=== PROVIDED MATERIAL ===

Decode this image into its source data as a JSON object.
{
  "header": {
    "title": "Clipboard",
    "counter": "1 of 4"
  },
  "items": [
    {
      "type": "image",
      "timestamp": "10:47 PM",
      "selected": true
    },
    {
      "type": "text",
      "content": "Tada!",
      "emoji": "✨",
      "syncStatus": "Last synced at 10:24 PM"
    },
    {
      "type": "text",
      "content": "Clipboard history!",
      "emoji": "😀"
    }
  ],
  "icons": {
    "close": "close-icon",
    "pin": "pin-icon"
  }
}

===

TO BE DONE>
Extract the complete data, matching each line exactly.

SOLUTION TO THE EXERCISE>
Decode this image into its source data as a JSON object.
{
  "header": {
    "title": "Clipboard",
    "counter": "1 of 4"
  },
  "items": [
    {
      "type": "image",
      "timestamp": "10:47 PM",
      "selected": true
    },
    {
      "type": "text",
      "content": "Tada!",
      "emoji": "✨",
      "syncStatus": "Last synced at 10:24 PM"
    },
    {
      "type": "text",
      "content": "Clipboard history!",
      "emoji": "😀"
    }
  ],
  "icons": {
    "close": "close-icon",
    "pin": "pin-icon"
  }
}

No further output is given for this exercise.